# PROBLEM
Change "spectrum-layer" to "spectrum-area" in the records starting at the line that contains "x-tick-label: 1.2 [1183,661,1222,693]" and ending at the line that contains "x-axis: 1.6 1.4", leaving everything else the same. Give back only those lines.

# RECORDS FOR PROCESSING
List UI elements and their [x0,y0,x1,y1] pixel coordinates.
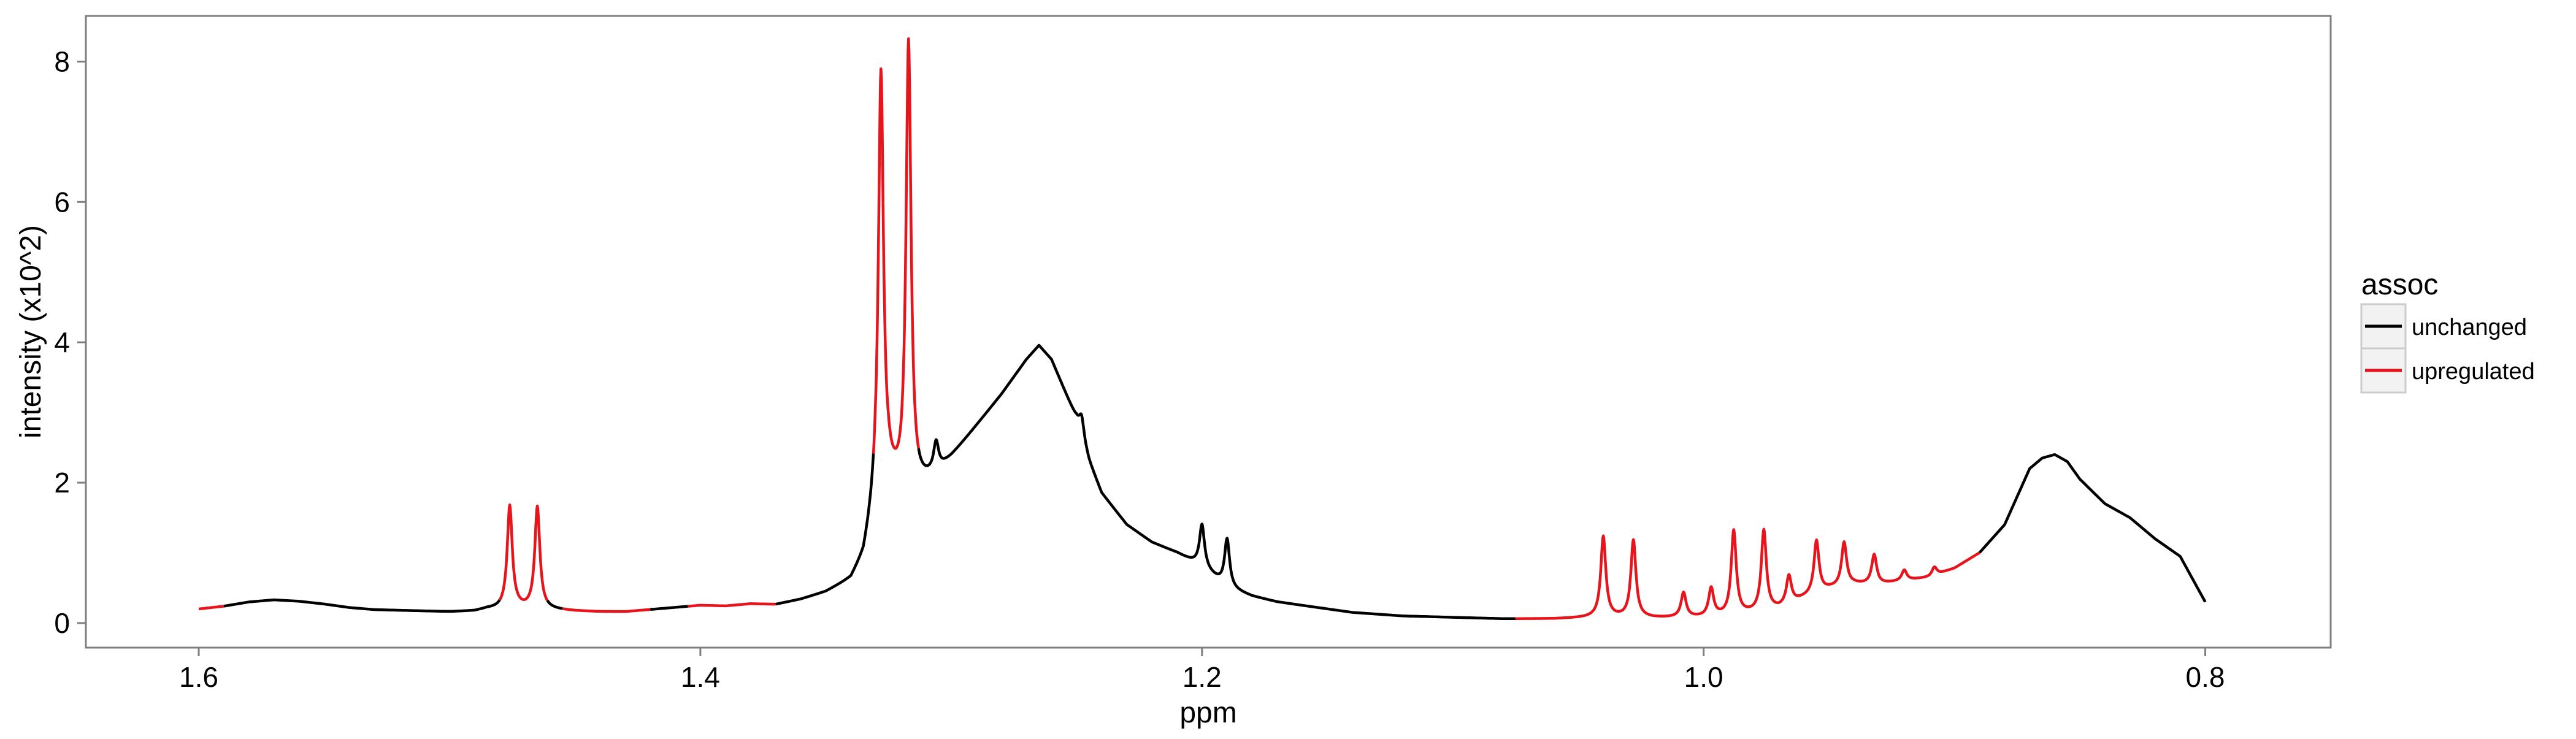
x-tick-label: 1.2 [1183,661,1222,693]
spectrum-layer [197,37,2207,621]
spectrum-segment-unchanged [546,599,564,610]
y-tick-label: 2 [54,467,70,499]
legend-title: assoc [2361,269,2438,301]
x-axis: 1.6 1.4 1.2 1.0 0.8 [179,648,2225,693]
spectrum-segment-unchanged [223,598,501,613]
x-tick-label: 1.0 [1684,661,1723,693]
legend: assoc unchanged upregulated [2360,269,2535,394]
y-axis-title: intensity (x10^2) [15,225,47,438]
y-axis: 0 2 4 6 8 [54,45,86,639]
x-axis-title: ppm [1179,697,1236,729]
spectrum-segment-upregulated [872,37,920,454]
spectrum-segment-upregulated [498,503,549,602]
x-tick-label: 1.4 [681,661,720,693]
spectrum-segment-upregulated [561,607,651,613]
spectrum-segment-unchanged [1978,453,2207,603]
legend-entry-unchanged: unchanged [2360,303,2527,350]
plot-panel [85,15,2332,649]
y-tick-label: 0 [54,607,70,639]
spectrum-segment-unchanged [917,343,1517,621]
legend-label-unchanged: unchanged [2412,315,2527,340]
spectrum-segment-unchanged [775,453,875,606]
legend-entry-upregulated: upregulated [2360,347,2535,394]
spectrum-segment-upregulated [687,602,777,608]
y-tick-label: 6 [54,186,70,218]
spectrum-segment-upregulated [197,605,225,611]
y-tick-label: 8 [54,45,70,77]
y-tick-label: 4 [54,326,70,358]
x-tick-label: 0.8 [2186,661,2225,693]
spectrum-segment-upregulated [1514,527,1980,620]
x-tick-label: 1.6 [179,661,218,693]
legend-label-upregulated: upregulated [2412,359,2535,385]
spectrum-segment-unchanged [649,605,689,611]
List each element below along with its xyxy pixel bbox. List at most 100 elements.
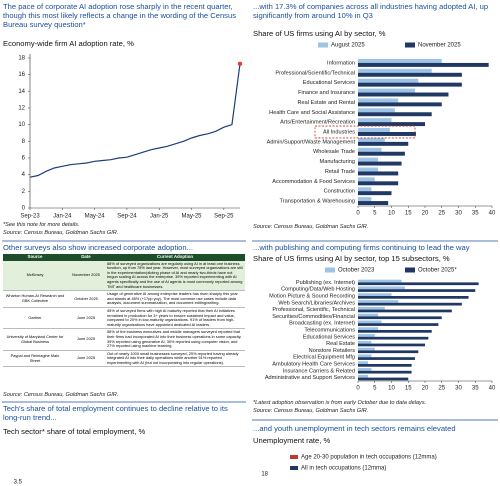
x-tick-label: 5	[373, 386, 377, 392]
y-tick-label: Accommodation & Food Services	[272, 179, 355, 185]
bar	[358, 177, 375, 182]
table-row: Gartner June 2025 45% of surveyed firms wi…	[3, 307, 245, 330]
source: Source: Census Bureau, Goldman Sachs GIR…	[3, 230, 119, 236]
legend-swatch	[290, 466, 298, 470]
bar	[358, 327, 379, 330]
chart-title: Tech's share of total employment continu…	[3, 404, 228, 422]
bar	[358, 161, 402, 166]
bar	[358, 62, 489, 67]
y-tick-label: Telecommunications	[304, 327, 355, 333]
y-tick-label: Motion Picture & Sound Recording	[269, 293, 355, 299]
x-tick-label: Sep-24	[117, 214, 137, 220]
bar	[358, 340, 372, 344]
bar	[358, 347, 375, 351]
table-row: Wharton Human-AI Research and GBK Collec…	[3, 290, 245, 308]
x-tick-label: 30	[455, 211, 462, 217]
chart-subtitle: Economy-wide firm AI adoption rate, %	[3, 39, 134, 48]
y-tick-label: 12	[18, 106, 25, 112]
x-tick-label: May-24	[85, 214, 106, 220]
y-tick-label: Construction	[324, 189, 355, 195]
x-tick-label: 25	[438, 386, 445, 392]
bar	[358, 151, 405, 156]
bar	[358, 112, 432, 117]
table-title: Other surveys also show increased corpor…	[3, 243, 193, 252]
y-tick-label: Transportation & Warehousing	[280, 199, 355, 205]
table-cell: Wharton Human-AI Research and GBK Collec…	[3, 290, 67, 308]
y-tick-label: Broadcasting (ex. Internet)	[289, 321, 355, 327]
y-tick-label: Arts/Entertainment/Recreation	[280, 120, 355, 126]
y-tick-label: 8	[22, 139, 26, 145]
bar	[358, 316, 442, 320]
bar	[358, 78, 419, 83]
table-cell: June 2025	[67, 350, 105, 368]
bar	[358, 286, 405, 290]
bar	[358, 313, 379, 317]
bar	[358, 306, 385, 310]
bar	[358, 368, 372, 371]
table-cell: 45% of surveyed firms with high AI matur…	[105, 307, 245, 330]
table-cell: 58% of the business executives and middl…	[105, 328, 245, 351]
bar	[358, 141, 409, 146]
y-tick-label: Educational Services	[303, 80, 355, 86]
y-tick-label: 10	[18, 122, 25, 128]
bar	[358, 320, 382, 324]
y-tick-label: 2	[22, 189, 26, 195]
chart-subtitle: Unemployment rate, %	[253, 436, 331, 445]
legend-label: August 2025	[331, 43, 365, 49]
bar	[358, 72, 462, 77]
bar	[358, 191, 392, 196]
source: Source: Census Bureau, Goldman Sachs GIR…	[3, 392, 119, 398]
table-cell: November 2025	[67, 260, 105, 292]
survey-table: Source Date Current Adoption McKinsey Novemb…	[3, 254, 245, 368]
table-cell: Usage of generative AI among enterprise …	[105, 290, 245, 308]
x-tick-label: 35	[472, 211, 479, 217]
chart-subtitle: Share of US firms using AI by sector, to…	[253, 254, 450, 263]
x-tick-label: Sep-25	[214, 214, 234, 220]
bar	[358, 336, 429, 340]
x-tick-label: 5	[373, 211, 377, 217]
bar	[358, 197, 372, 202]
chart-subtitle: Tech sector* share of total employment, …	[3, 427, 146, 436]
bar	[358, 137, 385, 142]
table-cell: McKinsey	[3, 260, 67, 292]
bar	[358, 282, 479, 286]
bar	[358, 157, 379, 162]
y-tick-label: 18	[18, 56, 25, 62]
y-tick-label: Health Care and Social Assistance	[269, 110, 355, 116]
legend-label: November 2025	[418, 43, 461, 49]
legend-label: October 2023	[338, 268, 375, 274]
chart-subtitle: Share of US firms using AI by sector, %	[253, 29, 386, 38]
bar	[358, 58, 442, 63]
bar	[358, 289, 476, 292]
bar	[358, 88, 415, 93]
legend-swatch	[325, 267, 335, 273]
legend-label: Age 20-30 population in tech occupations…	[301, 455, 437, 461]
bar	[358, 108, 395, 113]
bar	[358, 343, 425, 347]
column-header: Source	[3, 254, 67, 261]
y-tick-label: Computing/Data/Web Hosting	[281, 287, 355, 293]
bar	[358, 279, 402, 283]
bar	[358, 350, 419, 354]
table-row: University of Maryland Center for Global…	[3, 328, 245, 351]
y-tick-label: Securities/Commodities/Financial	[272, 314, 355, 320]
y-tick-label: 4	[22, 172, 26, 178]
x-tick-label: 15	[405, 211, 412, 217]
x-tick-label: 20	[422, 211, 429, 217]
y-tick-label: All Industries	[323, 129, 355, 135]
x-tick-label: Jan-24	[53, 214, 72, 220]
x-tick-label: 0	[356, 386, 360, 392]
y-tick-label: Wholesale Trade	[313, 149, 355, 155]
x-tick-label: 0	[356, 211, 360, 217]
y-tick-label: 18	[261, 472, 268, 478]
x-tick-label: May-25	[182, 214, 203, 220]
y-tick-label: Professional/Scientific/Technical	[275, 70, 355, 76]
y-tick-label: 14	[18, 89, 25, 95]
source: Source: Census Bureau, Goldman Sachs GIR…	[253, 408, 369, 414]
table-cell: June 2025	[67, 307, 105, 330]
y-tick-label: 0	[22, 206, 26, 212]
bar	[358, 98, 399, 103]
y-tick-label: Manufacturing	[320, 159, 355, 165]
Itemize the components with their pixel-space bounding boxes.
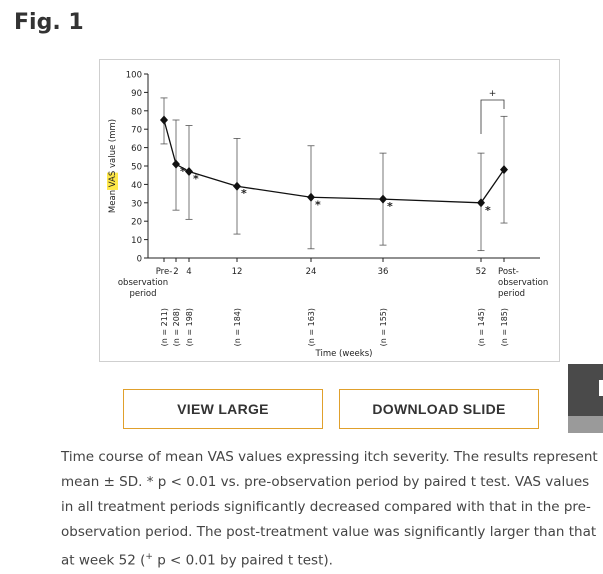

# EXERCISE ANSWER
x-tick-label: 1.2 [1183,661,1222,693]
spectrum-area [197,37,2207,621]
spectrum-segment-unchanged [546,599,564,610]
y-tick-label: 2 [54,467,70,499]
legend-title: assoc [2361,269,2438,301]
x-axis: 1.6 1.4 1.2 1.0 0.8 [179,648,2225,693]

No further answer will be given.